> **EXERCISE MATERIALS**
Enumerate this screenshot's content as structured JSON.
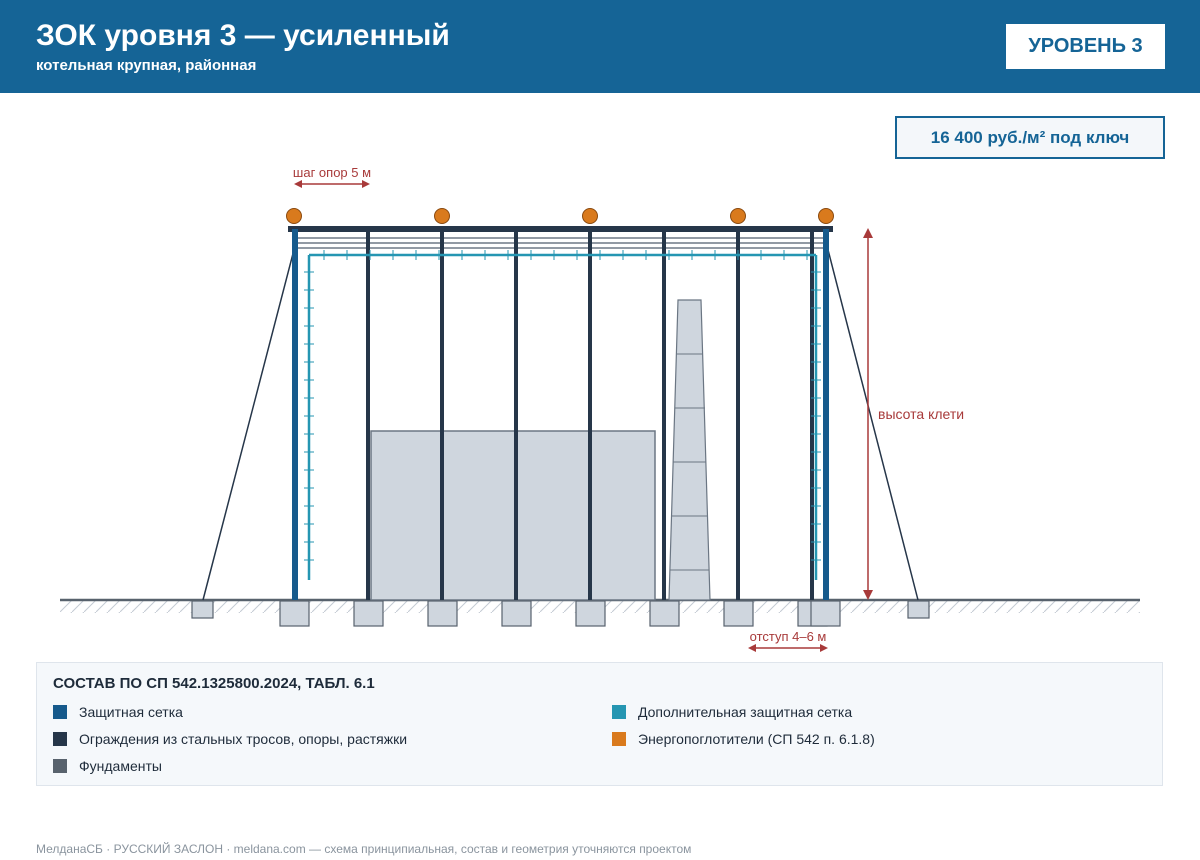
{
  "header": {
    "title": "ЗОК уровня 3 — усиленный",
    "subtitle": "котельная крупная, районная",
    "level_badge": "УРОВЕНЬ 3"
  },
  "price": "16 400 руб./м² под ключ",
  "annotations": {
    "pitch": "шаг опор 5 м",
    "height": "высота клети",
    "offset": "отступ 4–6 м"
  },
  "legend": {
    "title": "СОСТАВ ПО СП 542.1325800.2024, ТАБЛ. 6.1",
    "items": [
      {
        "label": "Защитная сетка",
        "color": "#165a8c"
      },
      {
        "label": "Дополнительная защитная сетка",
        "color": "#2596b2"
      },
      {
        "label": "Ограждения из стальных тросов, опоры, растяжки",
        "color": "#263649"
      },
      {
        "label": "Энергопоглотители (СП 542 п. 6.1.8)",
        "color": "#d97a1d"
      },
      {
        "label": "Фундаменты",
        "color": "#58626d"
      }
    ]
  },
  "colors": {
    "header_bg": "#156496",
    "net": "#165a8c",
    "extra_net": "#2596b2",
    "cable": "#263649",
    "absorber": "#d97a1d",
    "foundation": "#58626d",
    "dimension": "#a83a3a"
  },
  "footer": "МелданаСБ · РУССКИЙ ЗАСЛОН · meldana.com — схема принципиальная, состав и геометрия уточняются проектом"
}
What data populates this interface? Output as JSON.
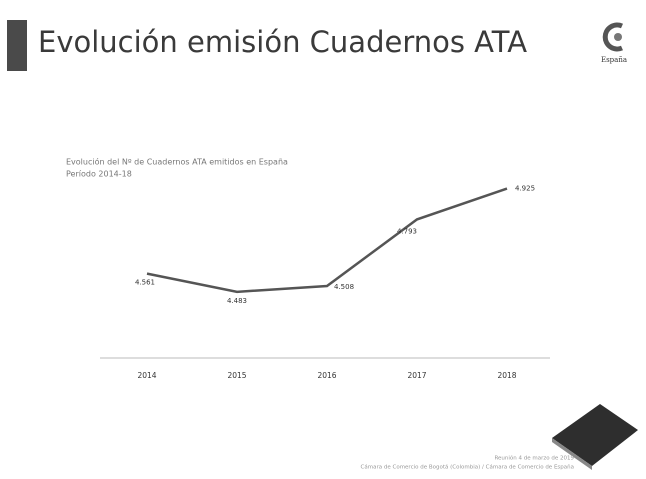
{
  "slide": {
    "title": "Evolución emisión Cuadernos ATA",
    "logo_text": "España",
    "footer": [
      "Reunión 4 de marzo de 2019",
      "Cámara de Comercio de Bogotá (Colombia) / Cámara de Comercio de España"
    ]
  },
  "chart_data": {
    "type": "line",
    "title": "Evolución del Nº de Cuadernos ATA emitidos en España",
    "subtitle": "Período 2014-18",
    "categories": [
      "2014",
      "2015",
      "2016",
      "2017",
      "2018"
    ],
    "series": [
      {
        "name": "Cuadernos ATA",
        "color": "#555555",
        "values": [
          4561,
          4483,
          4508,
          4793,
          4925
        ],
        "value_labels": [
          "4.561",
          "4.483",
          "4.508",
          "4.793",
          "4.925"
        ]
      }
    ],
    "ylim": [
      4200,
      5000
    ],
    "legend": false
  }
}
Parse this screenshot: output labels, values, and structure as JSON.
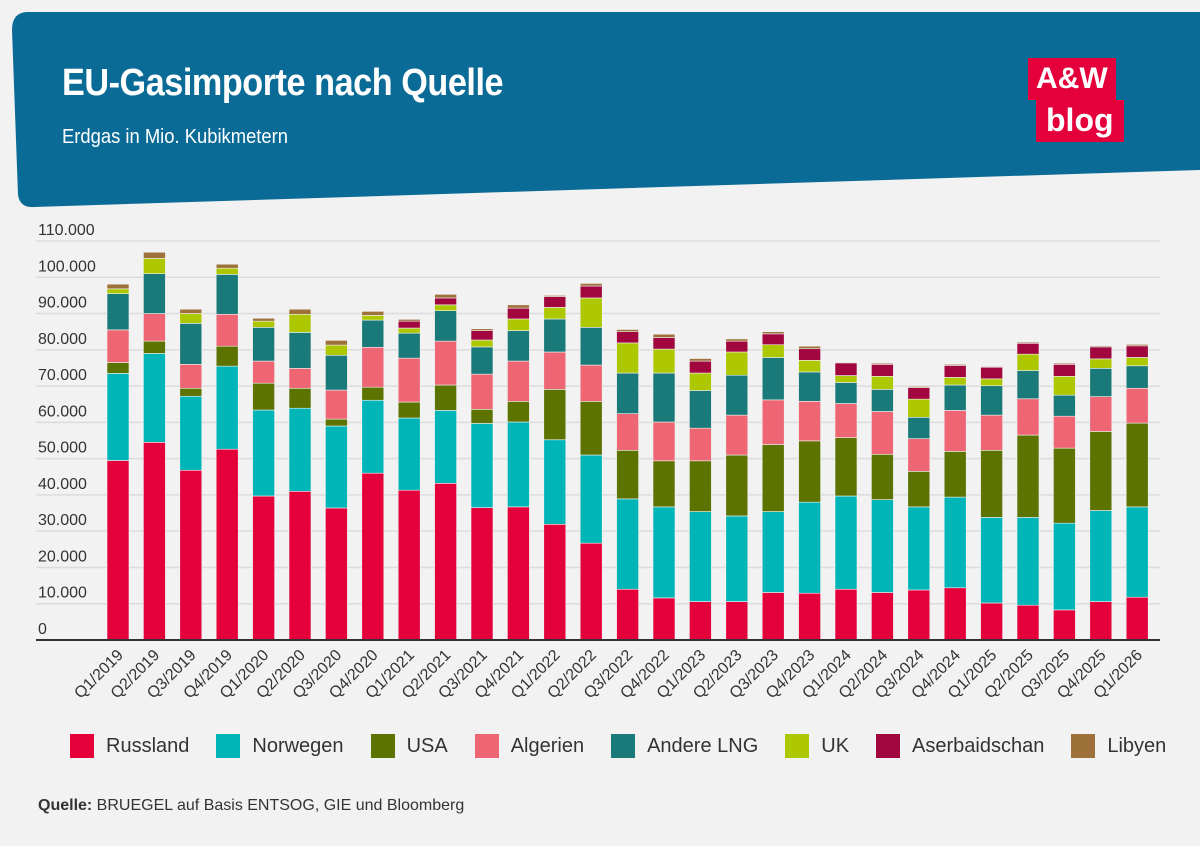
{
  "header": {
    "title": "EU-Gasimporte nach Quelle",
    "subtitle": "Erdgas in Mio. Kubikmetern",
    "logo_top": "A&W",
    "logo_bottom": "blog",
    "background_color": "#0b6b97",
    "logo_color": "#e4003a"
  },
  "source": {
    "label": "Quelle:",
    "text": " BRUEGEL auf Basis ENTSOG, GIE und Bloomberg"
  },
  "chart_data": {
    "type": "bar",
    "stacked": true,
    "title": "EU-Gasimporte nach Quelle",
    "subtitle": "Erdgas in Mio. Kubikmetern",
    "ylim": [
      0,
      110000
    ],
    "yticks": [
      0,
      10000,
      20000,
      30000,
      40000,
      50000,
      60000,
      70000,
      80000,
      90000,
      100000,
      110000
    ],
    "ytick_labels": [
      "0",
      "10.000",
      "20.000",
      "30.000",
      "40.000",
      "50.000",
      "60.000",
      "70.000",
      "80.000",
      "90.000",
      "100.000",
      "110.000"
    ],
    "grid": true,
    "legend_position": "bottom",
    "categories": [
      "Q1/2019",
      "Q2/2019",
      "Q3/2019",
      "Q4/2019",
      "Q1/2020",
      "Q2/2020",
      "Q3/2020",
      "Q4/2020",
      "Q1/2021",
      "Q2/2021",
      "Q3/2021",
      "Q4/2021",
      "Q1/2022",
      "Q2/2022",
      "Q3/2022",
      "Q4/2022",
      "Q1/2023",
      "Q2/2023",
      "Q3/2023",
      "Q4/2023",
      "Q1/2024",
      "Q2/2024",
      "Q3/2024",
      "Q4/2024",
      "Q1/2025",
      "Q2/2025",
      "Q3/2025",
      "Q4/2025",
      "Q1/2026"
    ],
    "series": [
      {
        "name": "Russland",
        "color": "#e4003a",
        "values": [
          49500,
          54500,
          46800,
          52600,
          39700,
          41000,
          36400,
          46000,
          41300,
          43200,
          36500,
          36700,
          31900,
          26700,
          14000,
          11600,
          10600,
          10600,
          13100,
          12900,
          14000,
          13100,
          13800,
          14400,
          10200,
          9600,
          8300,
          10600,
          11800
        ]
      },
      {
        "name": "Norwegen",
        "color": "#00b5b8",
        "values": [
          24000,
          24500,
          20400,
          22900,
          23700,
          22900,
          22600,
          20100,
          19900,
          20100,
          23200,
          23400,
          23300,
          24300,
          24900,
          25100,
          24800,
          23600,
          22300,
          25100,
          25700,
          25600,
          22900,
          25000,
          23600,
          24200,
          23900,
          25100,
          24900
        ]
      },
      {
        "name": "USA",
        "color": "#5c7300",
        "values": [
          3000,
          3400,
          2200,
          5500,
          7400,
          5500,
          1900,
          3600,
          4400,
          7000,
          3900,
          5700,
          13900,
          14800,
          13400,
          12700,
          14000,
          16800,
          18500,
          16900,
          16100,
          12500,
          9800,
          12600,
          18500,
          22700,
          20700,
          21800,
          23100
        ]
      },
      {
        "name": "Algerien",
        "color": "#ee6673",
        "values": [
          9000,
          7600,
          6600,
          8800,
          6100,
          5500,
          8000,
          11000,
          12100,
          12100,
          9700,
          11100,
          10300,
          10000,
          10100,
          10700,
          9000,
          11000,
          12300,
          10900,
          9400,
          11800,
          9000,
          11300,
          9700,
          10000,
          8800,
          9600,
          9600
        ]
      },
      {
        "name": "Andere LNG",
        "color": "#1a7a79",
        "values": [
          10000,
          11000,
          11300,
          11000,
          9300,
          9900,
          9600,
          7500,
          6900,
          8400,
          7500,
          8400,
          9100,
          10400,
          11200,
          13500,
          10400,
          11000,
          11700,
          8100,
          5800,
          6100,
          5900,
          7000,
          8100,
          7800,
          5800,
          7800,
          6200
        ]
      },
      {
        "name": "UK",
        "color": "#adc800",
        "values": [
          1300,
          4200,
          2700,
          1700,
          1700,
          5000,
          2800,
          1300,
          1400,
          1600,
          1900,
          3200,
          3200,
          8100,
          8300,
          6600,
          4800,
          6400,
          3500,
          3200,
          1900,
          3600,
          5000,
          2100,
          1900,
          4500,
          5200,
          2600,
          2300
        ]
      },
      {
        "name": "Aserbaidschan",
        "color": "#a2063f",
        "values": [
          0,
          0,
          0,
          0,
          0,
          0,
          0,
          0,
          1900,
          1900,
          2600,
          3000,
          3000,
          3300,
          3100,
          3200,
          3300,
          3000,
          3000,
          3200,
          3500,
          3300,
          3200,
          3300,
          3200,
          3000,
          3300,
          3300,
          3200
        ]
      },
      {
        "name": "Libyen",
        "color": "#9e713a",
        "values": [
          1300,
          1700,
          1200,
          1100,
          800,
          1400,
          1300,
          1100,
          500,
          1000,
          500,
          900,
          300,
          700,
          600,
          900,
          700,
          600,
          600,
          700,
          200,
          300,
          300,
          300,
          200,
          300,
          300,
          300,
          400
        ]
      }
    ]
  }
}
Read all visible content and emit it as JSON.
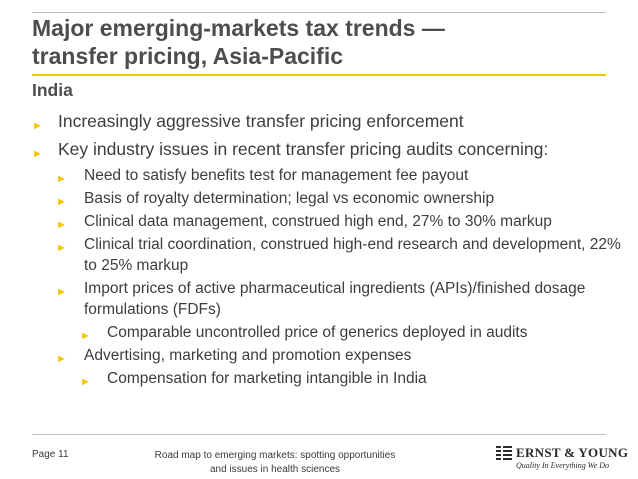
{
  "slide": {
    "title_line1": "Major emerging-markets tax trends —",
    "title_line2": "transfer pricing, Asia-Pacific",
    "subtitle": "India",
    "bullets": [
      "Increasingly aggressive transfer pricing enforcement",
      "Key industry issues in recent transfer pricing audits concerning:",
      "Need to satisfy benefits test for management fee payout",
      "Basis of royalty determination; legal vs economic ownership",
      "Clinical data management, construed high end, 27% to 30% markup",
      "Clinical trial coordination, construed high-end research and development, 22% to 25% markup",
      "Import prices of active pharmaceutical ingredients (APIs)/finished dosage formulations (FDFs)",
      "Comparable uncontrolled price of generics deployed in audits",
      "Advertising, marketing and promotion expenses",
      "Compensation for marketing intangible in India"
    ],
    "bullet_glyph": "►",
    "accent_color": "#f2c500"
  },
  "footer": {
    "page": "Page 11",
    "doc_title_line1": "Road map to emerging markets: spotting opportunities",
    "doc_title_line2": "and issues in health sciences",
    "logo_name": "ERNST & YOUNG",
    "logo_tagline": "Quality In Everything We Do"
  }
}
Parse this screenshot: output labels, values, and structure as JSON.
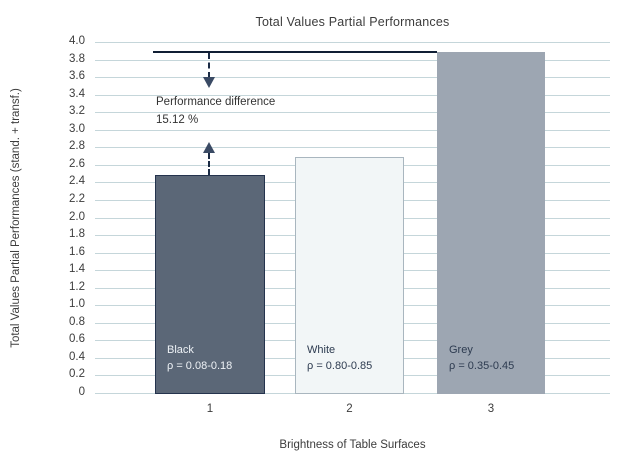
{
  "colors": {
    "grid": "#c5d6da",
    "annotation_line": "#101e34",
    "annotation_dash": "#1b2b45",
    "annotation_arrow": "#3a4a64",
    "text": "#3c3c3c"
  },
  "chart_data": {
    "type": "bar",
    "title": "Total Values Partial Performances",
    "xlabel": "Brightness of Table Surfaces",
    "ylabel": "Total Values Partial Performances (stand. + transf.)",
    "categories": [
      "1",
      "2",
      "3"
    ],
    "values": [
      2.5,
      2.7,
      3.9
    ],
    "ylim": [
      0,
      4.0
    ],
    "ytick_step": 0.2,
    "yticks": [
      "0",
      "0.2",
      "0.4",
      "0.6",
      "0.8",
      "1.0",
      "1.2",
      "1.4",
      "1.6",
      "1.8",
      "2.0",
      "2.2",
      "2.4",
      "2.6",
      "2.8",
      "3.0",
      "3.2",
      "3.4",
      "3.6",
      "3.8",
      "4.0"
    ],
    "grid": true,
    "legend": "none",
    "bars": [
      {
        "label": "Black",
        "rho": "ρ = 0.08-0.18",
        "value": 2.5,
        "fill": "#5b6777",
        "border": "#24334d",
        "label_color": "#eef2f6"
      },
      {
        "label": "White",
        "rho": "ρ = 0.80-0.85",
        "value": 2.7,
        "fill": "#f2f6f7",
        "border": "#a9b6bf",
        "label_color": "#2d3b50"
      },
      {
        "label": "Grey",
        "rho": "ρ = 0.35-0.45",
        "value": 3.9,
        "fill": "#9da6b2",
        "border": "#9da6b2",
        "label_color": "#2d3b50"
      }
    ],
    "annotation": {
      "text": [
        "Performance difference",
        "15.12 %"
      ],
      "reference_line_y": 3.9,
      "arrow_target_bar": "1"
    }
  }
}
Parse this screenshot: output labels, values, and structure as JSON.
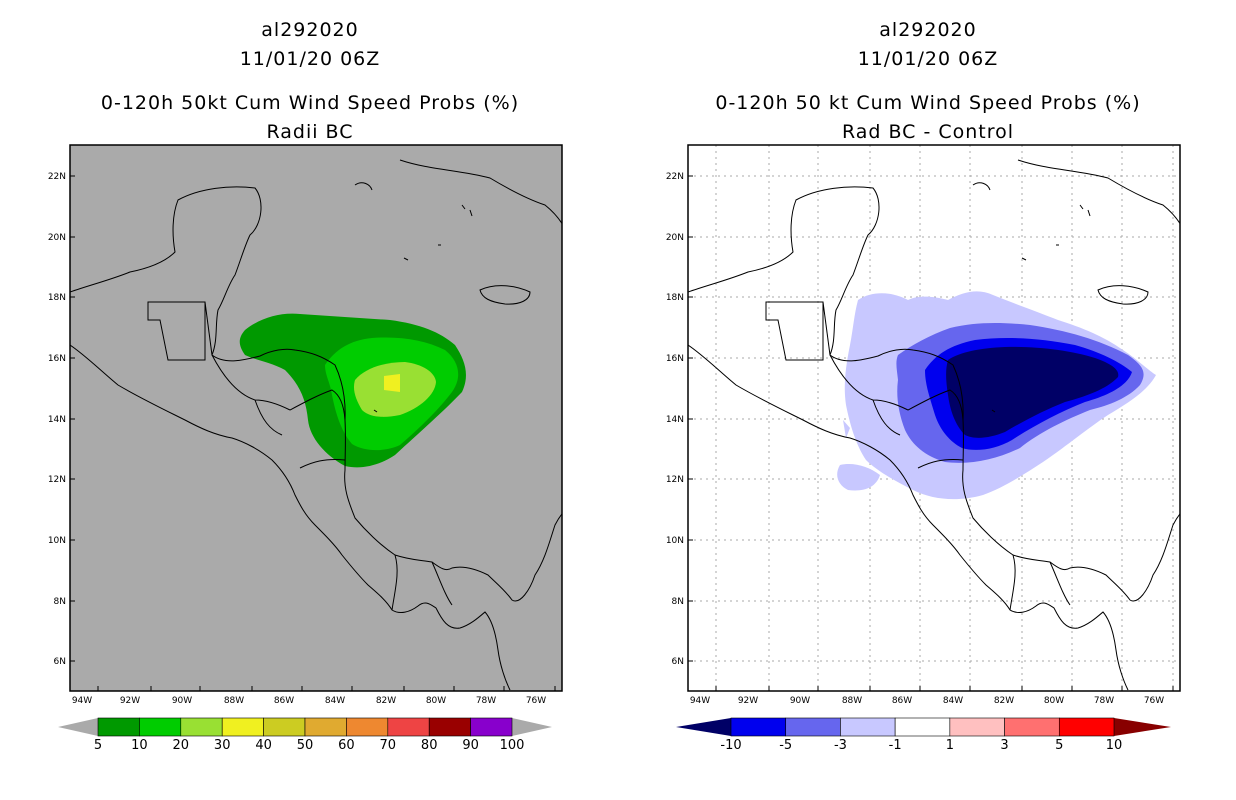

> **DIRECTIVE**
Each line that has the word "subtitle" counts once. How many such lines are in the data? Give the number alone.

> **PROBLEM SOLUTION**
5